- **What you need to do**
Copy the records below, from the line containing "Parse this screenshot: output" through the last line; leave out pictures.

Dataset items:
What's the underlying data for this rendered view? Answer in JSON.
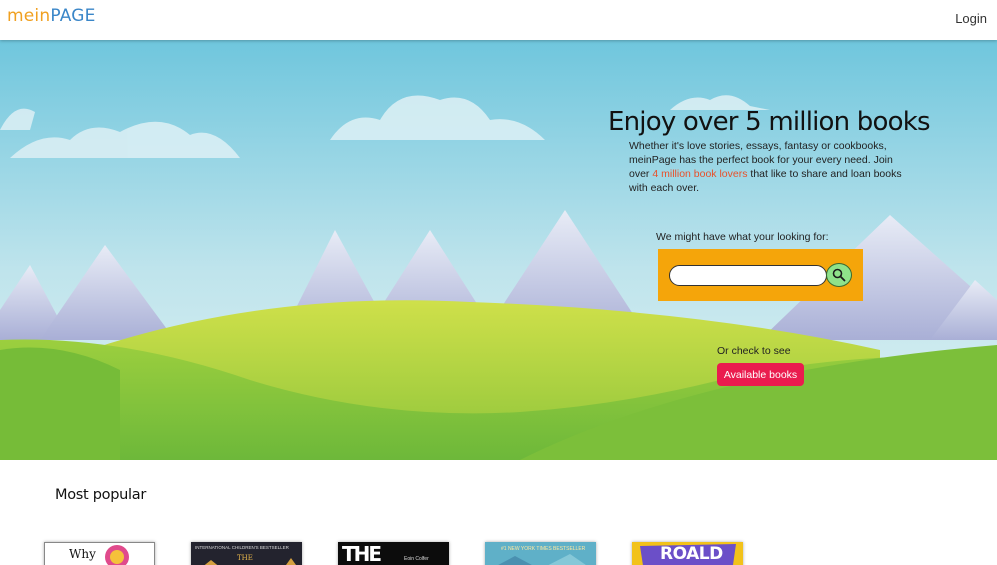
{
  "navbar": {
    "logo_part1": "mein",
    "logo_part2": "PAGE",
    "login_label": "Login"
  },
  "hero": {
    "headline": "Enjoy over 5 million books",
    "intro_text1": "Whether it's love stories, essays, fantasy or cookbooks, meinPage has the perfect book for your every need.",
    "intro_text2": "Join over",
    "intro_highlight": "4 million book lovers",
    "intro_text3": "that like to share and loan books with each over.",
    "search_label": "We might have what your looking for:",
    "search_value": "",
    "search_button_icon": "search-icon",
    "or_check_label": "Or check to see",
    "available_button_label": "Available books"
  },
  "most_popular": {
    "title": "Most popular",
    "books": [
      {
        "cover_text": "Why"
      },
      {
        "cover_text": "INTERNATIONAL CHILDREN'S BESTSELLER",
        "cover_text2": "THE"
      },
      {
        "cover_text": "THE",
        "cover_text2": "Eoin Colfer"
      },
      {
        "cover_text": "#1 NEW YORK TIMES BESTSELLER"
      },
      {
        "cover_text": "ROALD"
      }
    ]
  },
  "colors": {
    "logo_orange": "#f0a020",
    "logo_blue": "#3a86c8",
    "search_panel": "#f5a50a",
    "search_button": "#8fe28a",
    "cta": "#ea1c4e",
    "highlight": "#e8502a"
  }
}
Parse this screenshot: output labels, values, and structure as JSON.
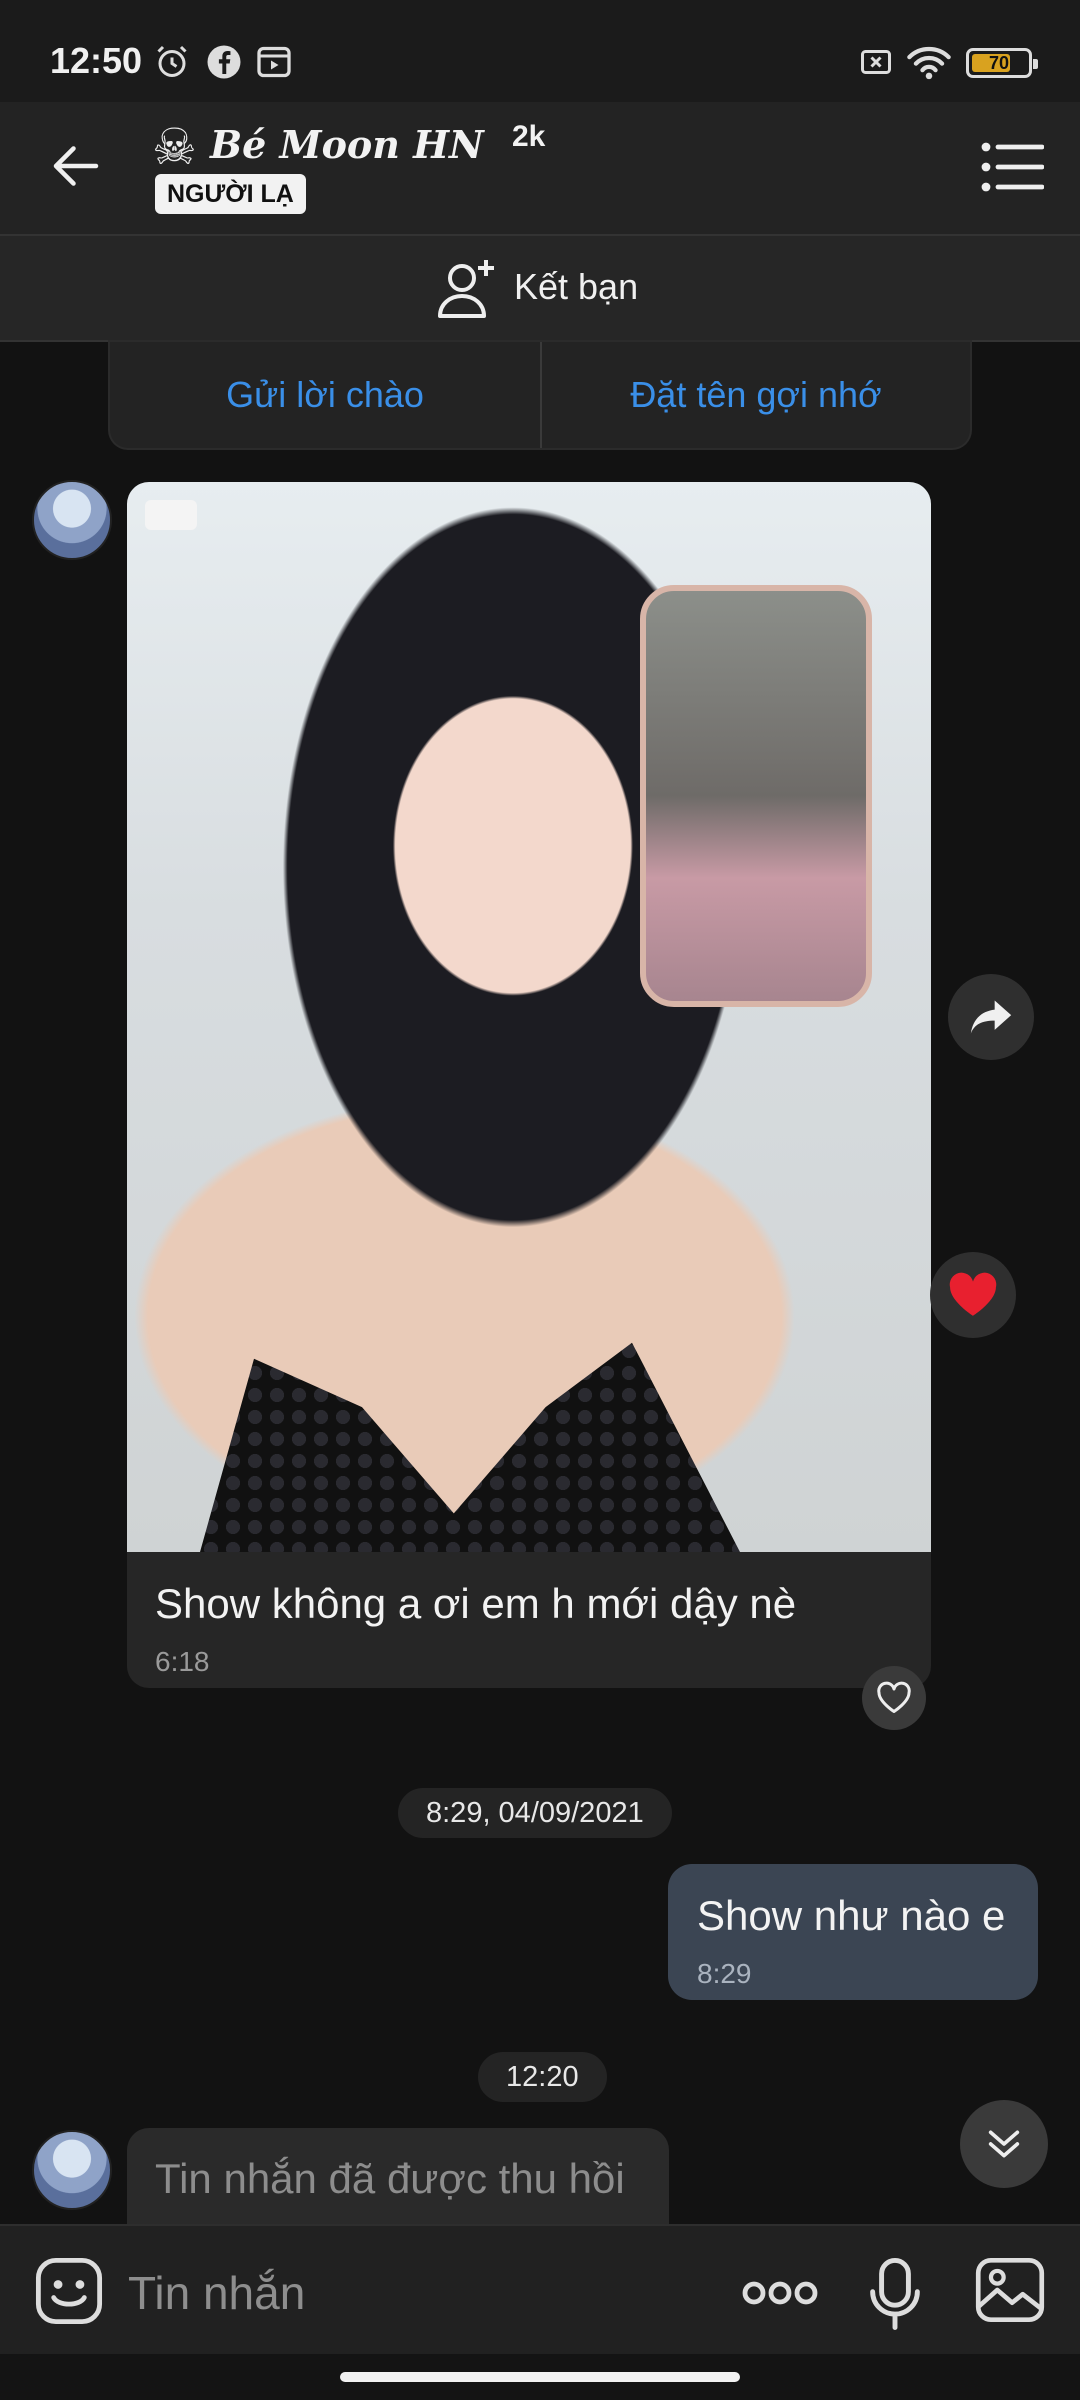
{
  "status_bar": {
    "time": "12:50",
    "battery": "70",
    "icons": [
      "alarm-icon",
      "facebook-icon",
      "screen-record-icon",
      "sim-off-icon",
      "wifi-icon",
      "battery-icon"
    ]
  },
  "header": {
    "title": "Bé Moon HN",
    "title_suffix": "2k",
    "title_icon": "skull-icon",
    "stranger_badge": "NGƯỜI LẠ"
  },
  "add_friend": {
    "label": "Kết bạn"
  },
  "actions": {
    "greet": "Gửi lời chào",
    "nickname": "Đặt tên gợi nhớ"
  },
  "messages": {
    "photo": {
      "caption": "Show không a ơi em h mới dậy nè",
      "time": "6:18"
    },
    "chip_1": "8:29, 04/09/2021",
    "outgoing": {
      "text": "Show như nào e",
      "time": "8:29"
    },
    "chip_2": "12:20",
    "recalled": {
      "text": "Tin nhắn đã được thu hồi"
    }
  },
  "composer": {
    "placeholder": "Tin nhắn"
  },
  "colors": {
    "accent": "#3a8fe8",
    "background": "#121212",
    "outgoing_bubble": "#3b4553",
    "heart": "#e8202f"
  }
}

- **Solution below**
Parse this screenshot: output labels, values, and structure as JSON.
{
  "status_bar": {
    "time": "12:50",
    "battery": "70",
    "icons": [
      "alarm-icon",
      "facebook-icon",
      "screen-record-icon",
      "sim-off-icon",
      "wifi-icon",
      "battery-icon"
    ]
  },
  "header": {
    "title": "Bé Moon HN",
    "title_suffix": "2k",
    "title_icon": "skull-icon",
    "stranger_badge": "NGƯỜI LẠ"
  },
  "add_friend": {
    "label": "Kết bạn"
  },
  "actions": {
    "greet": "Gửi lời chào",
    "nickname": "Đặt tên gợi nhớ"
  },
  "messages": {
    "photo": {
      "caption": "Show không a ơi em h mới dậy nè",
      "time": "6:18"
    },
    "chip_1": "8:29, 04/09/2021",
    "outgoing": {
      "text": "Show như nào e",
      "time": "8:29"
    },
    "chip_2": "12:20",
    "recalled": {
      "text": "Tin nhắn đã được thu hồi"
    }
  },
  "composer": {
    "placeholder": "Tin nhắn"
  },
  "colors": {
    "accent": "#3a8fe8",
    "background": "#121212",
    "outgoing_bubble": "#3b4553",
    "heart": "#e8202f"
  }
}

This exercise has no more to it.